• [INSTRUCTIONS TO FOLLOW]
Repeat each entry exactly and drop the pictures.

(Stored dataset items)
** start **

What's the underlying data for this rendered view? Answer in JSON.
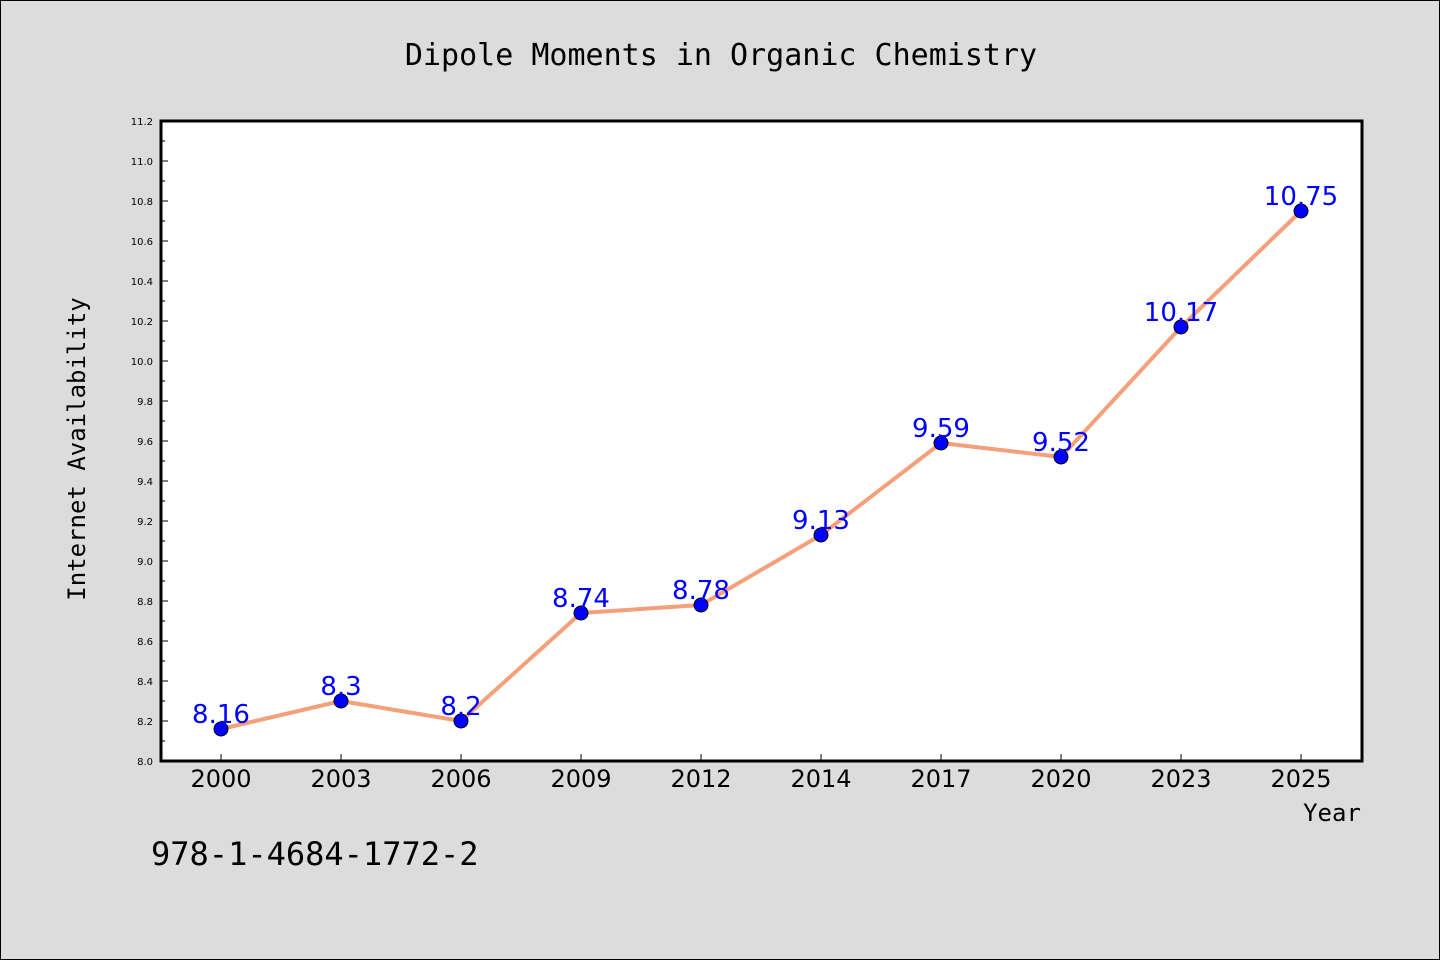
{
  "chart_data": {
    "type": "line",
    "title": "Dipole Moments in Organic Chemistry",
    "xlabel": "Year",
    "ylabel": "Internet Availability",
    "categories": [
      "2000",
      "2003",
      "2006",
      "2009",
      "2012",
      "2014",
      "2017",
      "2020",
      "2023",
      "2025"
    ],
    "series": [
      {
        "values": [
          8.16,
          8.3,
          8.2,
          8.74,
          8.78,
          9.13,
          9.59,
          9.52,
          10.17,
          10.75
        ],
        "labels": [
          "8.16",
          "8.3",
          "8.2",
          "8.74",
          "8.78",
          "9.13",
          "9.59",
          "9.52",
          "10.17",
          "10.75"
        ],
        "line_color": "#f4a07a",
        "marker_color": "#0000ff"
      }
    ],
    "ylim": [
      8.0,
      11.2
    ],
    "yticks": [
      "8.0",
      "8.2",
      "8.4",
      "8.6",
      "8.8",
      "9.0",
      "9.2",
      "9.4",
      "9.6",
      "9.8",
      "10.0",
      "10.2",
      "10.4",
      "10.6",
      "10.8",
      "11.0",
      "11.2"
    ],
    "grid": false,
    "legend": "none",
    "label_color": "#0000ff"
  },
  "footer": {
    "isbn": "978-1-4684-1772-2"
  },
  "colors": {
    "background": "#dcdcdc",
    "plot_background": "#ffffff"
  }
}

** end **

• [THE SOLUTION]
What's the underlying data for this rendered view? Answer in JSON.
{
  "chart_data": {
    "type": "line",
    "title": "Dipole Moments in Organic Chemistry",
    "xlabel": "Year",
    "ylabel": "Internet Availability",
    "categories": [
      "2000",
      "2003",
      "2006",
      "2009",
      "2012",
      "2014",
      "2017",
      "2020",
      "2023",
      "2025"
    ],
    "series": [
      {
        "values": [
          8.16,
          8.3,
          8.2,
          8.74,
          8.78,
          9.13,
          9.59,
          9.52,
          10.17,
          10.75
        ],
        "labels": [
          "8.16",
          "8.3",
          "8.2",
          "8.74",
          "8.78",
          "9.13",
          "9.59",
          "9.52",
          "10.17",
          "10.75"
        ],
        "line_color": "#f4a07a",
        "marker_color": "#0000ff"
      }
    ],
    "ylim": [
      8.0,
      11.2
    ],
    "yticks": [
      "8.0",
      "8.2",
      "8.4",
      "8.6",
      "8.8",
      "9.0",
      "9.2",
      "9.4",
      "9.6",
      "9.8",
      "10.0",
      "10.2",
      "10.4",
      "10.6",
      "10.8",
      "11.0",
      "11.2"
    ],
    "grid": false,
    "legend": "none",
    "label_color": "#0000ff"
  },
  "footer": {
    "isbn": "978-1-4684-1772-2"
  },
  "colors": {
    "background": "#dcdcdc",
    "plot_background": "#ffffff"
  }
}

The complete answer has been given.